Work to be completed
Put every line of the records below into a Markdown table with two columns, "Row" for the row number and "Text" for the line. Skip blank lines and leave the pictures out.

Supplied material

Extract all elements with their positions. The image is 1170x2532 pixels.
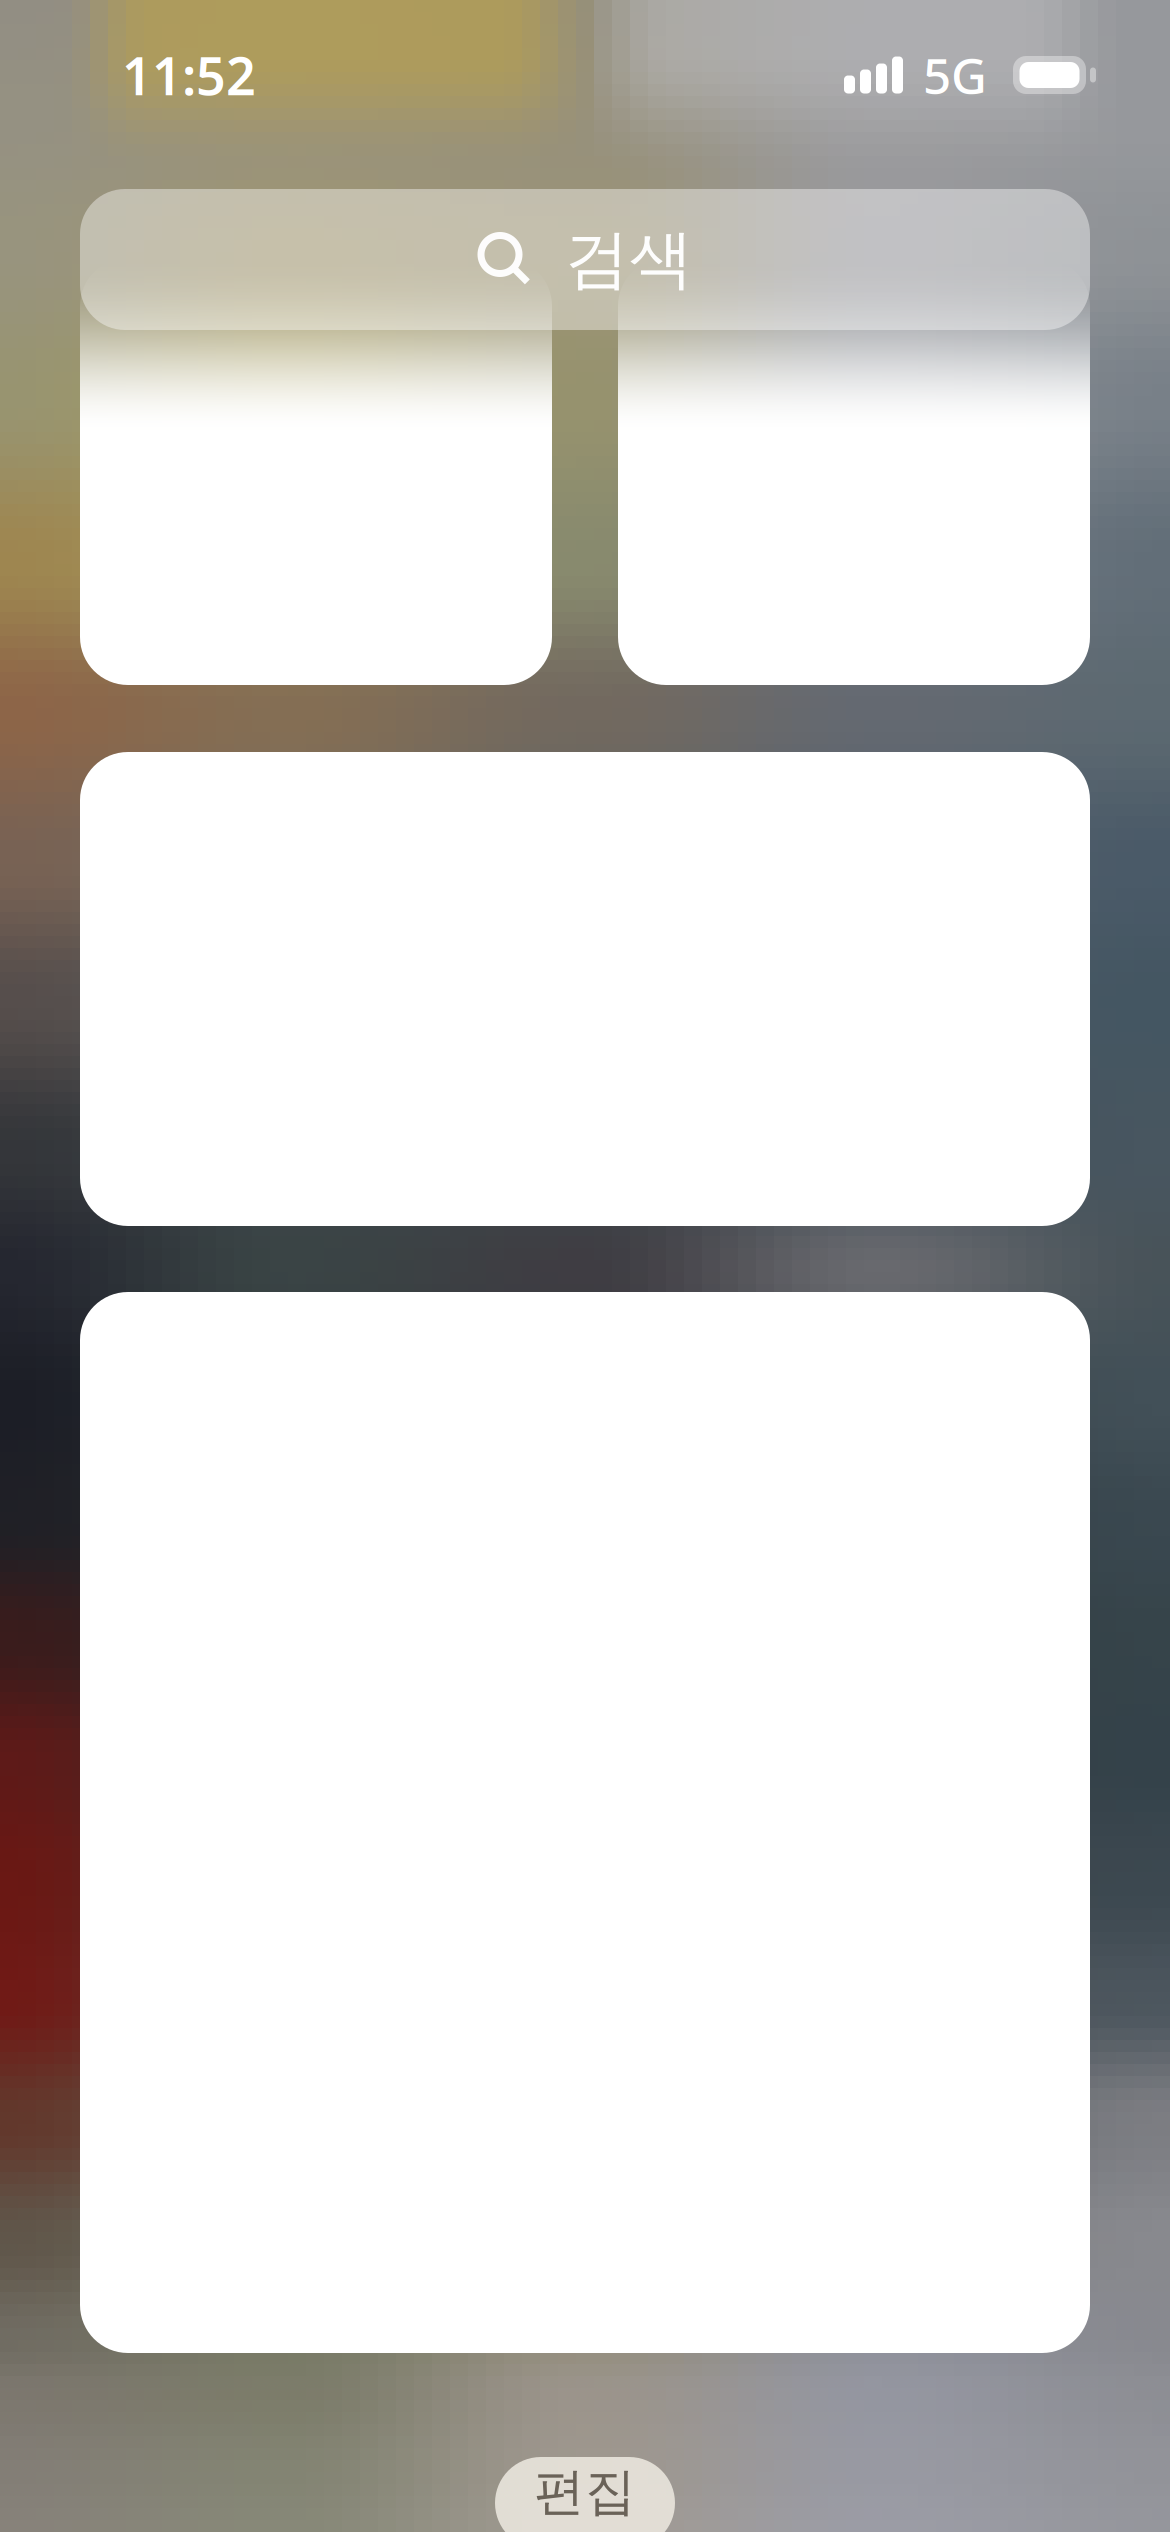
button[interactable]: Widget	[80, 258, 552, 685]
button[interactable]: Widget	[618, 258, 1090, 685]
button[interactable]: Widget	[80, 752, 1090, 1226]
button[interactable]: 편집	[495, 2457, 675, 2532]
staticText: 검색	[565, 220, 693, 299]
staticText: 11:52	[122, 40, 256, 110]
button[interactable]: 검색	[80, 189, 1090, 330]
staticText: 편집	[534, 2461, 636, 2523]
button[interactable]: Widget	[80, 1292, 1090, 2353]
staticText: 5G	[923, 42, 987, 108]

Answer for the task
| Row | Text |
|---|---|
| 1 | Extract all elements with their positions. The image is 1170x2532 pixels. |
| 2 | button[interactable]: Widget	[80, 258, 552, 685] |
| 3 | button[interactable]: Widget	[618, 258, 1090, 685] |
| 4 | button[interactable]: Widget	[80, 752, 1090, 1226] |
| 5 | button[interactable]: 편집	[495, 2457, 675, 2532] |
| 6 | staticText: 검색	[565, 220, 693, 299] |
| 7 | staticText: 11:52	[122, 40, 256, 110] |
| 8 | button[interactable]: 검색	[80, 189, 1090, 330] |
| 9 | staticText: 편집	[534, 2461, 636, 2523] |
| 10 | button[interactable]: Widget	[80, 1292, 1090, 2353] |
| 11 | staticText: 5G	[923, 42, 987, 108] |